=== DATA EXCERPTS ===
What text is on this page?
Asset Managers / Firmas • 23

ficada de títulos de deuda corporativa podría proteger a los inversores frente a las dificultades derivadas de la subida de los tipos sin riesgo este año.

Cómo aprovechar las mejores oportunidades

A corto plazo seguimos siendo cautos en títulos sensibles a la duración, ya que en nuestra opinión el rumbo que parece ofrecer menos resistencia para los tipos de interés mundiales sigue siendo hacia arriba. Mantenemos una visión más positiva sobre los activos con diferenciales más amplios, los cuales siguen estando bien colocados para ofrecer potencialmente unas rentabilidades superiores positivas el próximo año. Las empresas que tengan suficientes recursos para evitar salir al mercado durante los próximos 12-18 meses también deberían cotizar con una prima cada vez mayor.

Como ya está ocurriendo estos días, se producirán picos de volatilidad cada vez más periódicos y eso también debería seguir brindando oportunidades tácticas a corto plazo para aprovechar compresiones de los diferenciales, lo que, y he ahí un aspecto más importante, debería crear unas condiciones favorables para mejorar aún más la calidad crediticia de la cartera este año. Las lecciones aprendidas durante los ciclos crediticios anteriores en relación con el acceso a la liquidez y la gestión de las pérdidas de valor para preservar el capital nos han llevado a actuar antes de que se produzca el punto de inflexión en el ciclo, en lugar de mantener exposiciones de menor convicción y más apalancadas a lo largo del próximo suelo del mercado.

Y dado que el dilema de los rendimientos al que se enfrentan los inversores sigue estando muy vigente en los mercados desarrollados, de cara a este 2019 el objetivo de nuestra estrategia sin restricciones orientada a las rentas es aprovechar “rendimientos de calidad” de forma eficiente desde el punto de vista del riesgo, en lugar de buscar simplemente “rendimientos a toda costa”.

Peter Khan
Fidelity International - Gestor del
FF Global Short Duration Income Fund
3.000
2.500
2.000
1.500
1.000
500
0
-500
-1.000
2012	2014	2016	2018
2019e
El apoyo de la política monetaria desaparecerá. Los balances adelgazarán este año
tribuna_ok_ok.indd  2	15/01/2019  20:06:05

=== TASK ===
Restate the whole listing exactly.

=== SOLUTION ===
What text is on this page?
Asset Managers / Firmas • 23

ficada de títulos de deuda corporativa podría proteger a los inversores frente a las dificultades derivadas de la subida de los tipos sin riesgo este año.

Cómo aprovechar las mejores oportunidades

A corto plazo seguimos siendo cautos en títulos sensibles a la duración, ya que en nuestra opinión el rumbo que parece ofrecer menos resistencia para los tipos de interés mundiales sigue siendo hacia arriba. Mantenemos una visión más positiva sobre los activos con diferenciales más amplios, los cuales siguen estando bien colocados para ofrecer potencialmente unas rentabilidades superiores positivas el próximo año. Las empresas que tengan suficientes recursos para evitar salir al mercado durante los próximos 12-18 meses también deberían cotizar con una prima cada vez mayor.

Como ya está ocurriendo estos días, se producirán picos de volatilidad cada vez más periódicos y eso también debería seguir brindando oportunidades tácticas a corto plazo para aprovechar compresiones de los diferenciales, lo que, y he ahí un aspecto más importante, debería crear unas condiciones favorables para mejorar aún más la calidad crediticia de la cartera este año. Las lecciones aprendidas durante los ciclos crediticios anteriores en relación con el acceso a la liquidez y la gestión de las pérdidas de valor para preservar el capital nos han llevado a actuar antes de que se produzca el punto de inflexión en el ciclo, en lugar de mantener exposiciones de menor convicción y más apalancadas a lo largo del próximo suelo del mercado.

Y dado que el dilema de los rendimientos al que se enfrentan los inversores sigue estando muy vigente en los mercados desarrollados, de cara a este 2019 el objetivo de nuestra estrategia sin restricciones orientada a las rentas es aprovechar “rendimientos de calidad” de forma eficiente desde el punto de vista del riesgo, en lugar de buscar simplemente “rendimientos a toda costa”.

Peter Khan
Fidelity International - Gestor del
FF Global Short Duration Income Fund
3.000
2.500
2.000
1.500
1.000
500
0
-500
-1.000
2012	2014	2016	2018
2019e
El apoyo de la política monetaria desaparecerá. Los balances adelgazarán este año
tribuna_ok_ok.indd  2	15/01/2019  20:06:05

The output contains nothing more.